Transcribe each line exactly.

Data for this task
┄┄┄┄┄┄
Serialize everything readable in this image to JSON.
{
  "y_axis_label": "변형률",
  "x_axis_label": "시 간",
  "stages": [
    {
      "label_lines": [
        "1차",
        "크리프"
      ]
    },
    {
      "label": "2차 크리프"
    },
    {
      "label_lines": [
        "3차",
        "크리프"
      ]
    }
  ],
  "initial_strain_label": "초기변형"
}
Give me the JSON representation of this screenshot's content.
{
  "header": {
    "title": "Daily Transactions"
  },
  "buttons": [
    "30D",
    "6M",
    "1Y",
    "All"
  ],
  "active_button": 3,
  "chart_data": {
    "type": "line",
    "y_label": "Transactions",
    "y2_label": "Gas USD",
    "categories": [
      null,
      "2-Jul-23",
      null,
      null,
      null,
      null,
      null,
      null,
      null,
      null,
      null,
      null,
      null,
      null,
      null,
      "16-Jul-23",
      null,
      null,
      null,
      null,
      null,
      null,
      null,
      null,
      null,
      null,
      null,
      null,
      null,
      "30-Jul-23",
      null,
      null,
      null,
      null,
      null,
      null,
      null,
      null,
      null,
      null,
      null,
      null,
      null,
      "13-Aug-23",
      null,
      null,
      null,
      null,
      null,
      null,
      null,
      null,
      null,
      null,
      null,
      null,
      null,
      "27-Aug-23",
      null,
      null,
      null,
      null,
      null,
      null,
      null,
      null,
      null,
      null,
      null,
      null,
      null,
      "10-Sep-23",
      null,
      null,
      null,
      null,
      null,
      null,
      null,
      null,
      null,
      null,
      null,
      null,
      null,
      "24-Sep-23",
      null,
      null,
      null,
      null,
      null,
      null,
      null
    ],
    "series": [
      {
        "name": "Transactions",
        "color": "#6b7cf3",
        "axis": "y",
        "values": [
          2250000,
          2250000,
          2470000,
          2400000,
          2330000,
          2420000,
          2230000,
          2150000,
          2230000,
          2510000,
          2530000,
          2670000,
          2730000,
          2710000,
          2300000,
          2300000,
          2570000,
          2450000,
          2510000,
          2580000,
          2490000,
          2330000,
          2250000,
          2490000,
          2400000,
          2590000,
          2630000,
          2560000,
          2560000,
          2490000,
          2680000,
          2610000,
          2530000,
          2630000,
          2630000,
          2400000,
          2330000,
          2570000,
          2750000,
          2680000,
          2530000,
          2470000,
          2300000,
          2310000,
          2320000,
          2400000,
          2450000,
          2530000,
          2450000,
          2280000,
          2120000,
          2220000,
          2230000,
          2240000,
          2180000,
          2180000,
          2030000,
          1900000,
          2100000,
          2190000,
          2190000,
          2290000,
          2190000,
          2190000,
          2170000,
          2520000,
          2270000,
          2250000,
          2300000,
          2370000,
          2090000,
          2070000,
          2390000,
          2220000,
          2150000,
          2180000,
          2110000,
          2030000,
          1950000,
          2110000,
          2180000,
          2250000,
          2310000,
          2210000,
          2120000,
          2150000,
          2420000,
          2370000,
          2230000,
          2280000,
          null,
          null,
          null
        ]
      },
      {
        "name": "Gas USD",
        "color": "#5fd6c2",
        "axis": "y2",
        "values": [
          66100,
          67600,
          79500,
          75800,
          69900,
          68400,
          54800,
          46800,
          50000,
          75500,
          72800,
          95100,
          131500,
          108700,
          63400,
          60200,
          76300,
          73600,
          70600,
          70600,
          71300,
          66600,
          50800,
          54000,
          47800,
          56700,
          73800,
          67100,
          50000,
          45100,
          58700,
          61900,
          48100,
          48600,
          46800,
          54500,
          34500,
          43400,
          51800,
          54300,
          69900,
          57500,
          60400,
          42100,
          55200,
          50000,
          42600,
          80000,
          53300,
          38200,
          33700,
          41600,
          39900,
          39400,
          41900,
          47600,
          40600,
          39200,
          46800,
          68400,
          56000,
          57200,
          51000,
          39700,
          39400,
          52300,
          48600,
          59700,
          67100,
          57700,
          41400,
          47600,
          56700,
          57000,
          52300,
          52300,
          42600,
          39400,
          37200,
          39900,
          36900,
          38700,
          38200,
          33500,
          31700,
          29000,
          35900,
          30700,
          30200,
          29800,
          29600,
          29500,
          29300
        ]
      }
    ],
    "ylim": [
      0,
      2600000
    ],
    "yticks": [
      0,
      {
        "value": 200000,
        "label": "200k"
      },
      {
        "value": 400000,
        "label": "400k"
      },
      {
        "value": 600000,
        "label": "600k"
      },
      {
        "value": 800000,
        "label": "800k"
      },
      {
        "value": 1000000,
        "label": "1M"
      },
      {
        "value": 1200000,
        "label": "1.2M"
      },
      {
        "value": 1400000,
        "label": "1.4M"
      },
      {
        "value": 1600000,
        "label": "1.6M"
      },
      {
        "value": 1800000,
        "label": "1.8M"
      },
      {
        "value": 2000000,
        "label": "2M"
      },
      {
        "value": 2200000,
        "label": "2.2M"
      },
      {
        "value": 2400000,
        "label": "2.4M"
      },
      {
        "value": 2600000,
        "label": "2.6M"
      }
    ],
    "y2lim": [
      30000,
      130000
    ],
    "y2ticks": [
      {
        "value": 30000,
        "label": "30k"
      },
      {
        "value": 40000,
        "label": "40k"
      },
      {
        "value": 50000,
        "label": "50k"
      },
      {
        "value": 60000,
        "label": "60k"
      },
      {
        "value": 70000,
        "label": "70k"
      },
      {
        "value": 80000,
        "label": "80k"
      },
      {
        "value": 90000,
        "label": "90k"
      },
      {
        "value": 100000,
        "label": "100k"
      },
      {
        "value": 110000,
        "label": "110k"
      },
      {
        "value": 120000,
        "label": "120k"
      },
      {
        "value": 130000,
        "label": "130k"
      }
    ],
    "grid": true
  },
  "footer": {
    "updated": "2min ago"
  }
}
┄┄┄┄┄┄
Solution for this problem
Serialize everything readable in this image to JSON.
{
  "y_axis_label": "변형률",
  "x_axis_label": "시 간",
  "stages": [
    {
      "label_lines": [
        "1차",
        "크리프"
      ]
    },
    {
      "label": "2차 크리프"
    },
    {
      "label_lines": [
        "3차",
        "크리프"
      ]
    }
  ],
  "initial_strain_label": "초기변형"
}
Give me the JSON representation of this screenshot's content.
{
  "header": {
    "title": "Daily Transactions"
  },
  "buttons": [
    "30D",
    "6M",
    "1Y",
    "All"
  ],
  "active_button": 3,
  "chart_data": {
    "type": "line",
    "y_label": "Transactions",
    "y2_label": "Gas USD",
    "categories": [
      null,
      "2-Jul-23",
      null,
      null,
      null,
      null,
      null,
      null,
      null,
      null,
      null,
      null,
      null,
      null,
      null,
      "16-Jul-23",
      null,
      null,
      null,
      null,
      null,
      null,
      null,
      null,
      null,
      null,
      null,
      null,
      null,
      "30-Jul-23",
      null,
      null,
      null,
      null,
      null,
      null,
      null,
      null,
      null,
      null,
      null,
      null,
      null,
      "13-Aug-23",
      null,
      null,
      null,
      null,
      null,
      null,
      null,
      null,
      null,
      null,
      null,
      null,
      null,
      "27-Aug-23",
      null,
      null,
      null,
      null,
      null,
      null,
      null,
      null,
      null,
      null,
      null,
      null,
      null,
      "10-Sep-23",
      null,
      null,
      null,
      null,
      null,
      null,
      null,
      null,
      null,
      null,
      null,
      null,
      null,
      "24-Sep-23",
      null,
      null,
      null,
      null,
      null,
      null,
      null
    ],
    "series": [
      {
        "name": "Transactions",
        "color": "#6b7cf3",
        "axis": "y",
        "values": [
          2250000,
          2250000,
          2470000,
          2400000,
          2330000,
          2420000,
          2230000,
          2150000,
          2230000,
          2510000,
          2530000,
          2670000,
          2730000,
          2710000,
          2300000,
          2300000,
          2570000,
          2450000,
          2510000,
          2580000,
          2490000,
          2330000,
          2250000,
          2490000,
          2400000,
          2590000,
          2630000,
          2560000,
          2560000,
          2490000,
          2680000,
          2610000,
          2530000,
          2630000,
          2630000,
          2400000,
          2330000,
          2570000,
          2750000,
          2680000,
          2530000,
          2470000,
          2300000,
          2310000,
          2320000,
          2400000,
          2450000,
          2530000,
          2450000,
          2280000,
          2120000,
          2220000,
          2230000,
          2240000,
          2180000,
          2180000,
          2030000,
          1900000,
          2100000,
          2190000,
          2190000,
          2290000,
          2190000,
          2190000,
          2170000,
          2520000,
          2270000,
          2250000,
          2300000,
          2370000,
          2090000,
          2070000,
          2390000,
          2220000,
          2150000,
          2180000,
          2110000,
          2030000,
          1950000,
          2110000,
          2180000,
          2250000,
          2310000,
          2210000,
          2120000,
          2150000,
          2420000,
          2370000,
          2230000,
          2280000,
          null,
          null,
          null
        ]
      },
      {
        "name": "Gas USD",
        "color": "#5fd6c2",
        "axis": "y2",
        "values": [
          66100,
          67600,
          79500,
          75800,
          69900,
          68400,
          54800,
          46800,
          50000,
          75500,
          72800,
          95100,
          131500,
          108700,
          63400,
          60200,
          76300,
          73600,
          70600,
          70600,
          71300,
          66600,
          50800,
          54000,
          47800,
          56700,
          73800,
          67100,
          50000,
          45100,
          58700,
          61900,
          48100,
          48600,
          46800,
          54500,
          34500,
          43400,
          51800,
          54300,
          69900,
          57500,
          60400,
          42100,
          55200,
          50000,
          42600,
          80000,
          53300,
          38200,
          33700,
          41600,
          39900,
          39400,
          41900,
          47600,
          40600,
          39200,
          46800,
          68400,
          56000,
          57200,
          51000,
          39700,
          39400,
          52300,
          48600,
          59700,
          67100,
          57700,
          41400,
          47600,
          56700,
          57000,
          52300,
          52300,
          42600,
          39400,
          37200,
          39900,
          36900,
          38700,
          38200,
          33500,
          31700,
          29000,
          35900,
          30700,
          30200,
          29800,
          29600,
          29500,
          29300
        ]
      }
    ],
    "ylim": [
      0,
      2600000
    ],
    "yticks": [
      0,
      {
        "value": 200000,
        "label": "200k"
      },
      {
        "value": 400000,
        "label": "400k"
      },
      {
        "value": 600000,
        "label": "600k"
      },
      {
        "value": 800000,
        "label": "800k"
      },
      {
        "value": 1000000,
        "label": "1M"
      },
      {
        "value": 1200000,
        "label": "1.2M"
      },
      {
        "value": 1400000,
        "label": "1.4M"
      },
      {
        "value": 1600000,
        "label": "1.6M"
      },
      {
        "value": 1800000,
        "label": "1.8M"
      },
      {
        "value": 2000000,
        "label": "2M"
      },
      {
        "value": 2200000,
        "label": "2.2M"
      },
      {
        "value": 2400000,
        "label": "2.4M"
      },
      {
        "value": 2600000,
        "label": "2.6M"
      }
    ],
    "y2lim": [
      30000,
      130000
    ],
    "y2ticks": [
      {
        "value": 30000,
        "label": "30k"
      },
      {
        "value": 40000,
        "label": "40k"
      },
      {
        "value": 50000,
        "label": "50k"
      },
      {
        "value": 60000,
        "label": "60k"
      },
      {
        "value": 70000,
        "label": "70k"
      },
      {
        "value": 80000,
        "label": "80k"
      },
      {
        "value": 90000,
        "label": "90k"
      },
      {
        "value": 100000,
        "label": "100k"
      },
      {
        "value": 110000,
        "label": "110k"
      },
      {
        "value": 120000,
        "label": "120k"
      },
      {
        "value": 130000,
        "label": "130k"
      }
    ],
    "grid": true
  },
  "footer": {
    "updated": "2min ago"
  }
}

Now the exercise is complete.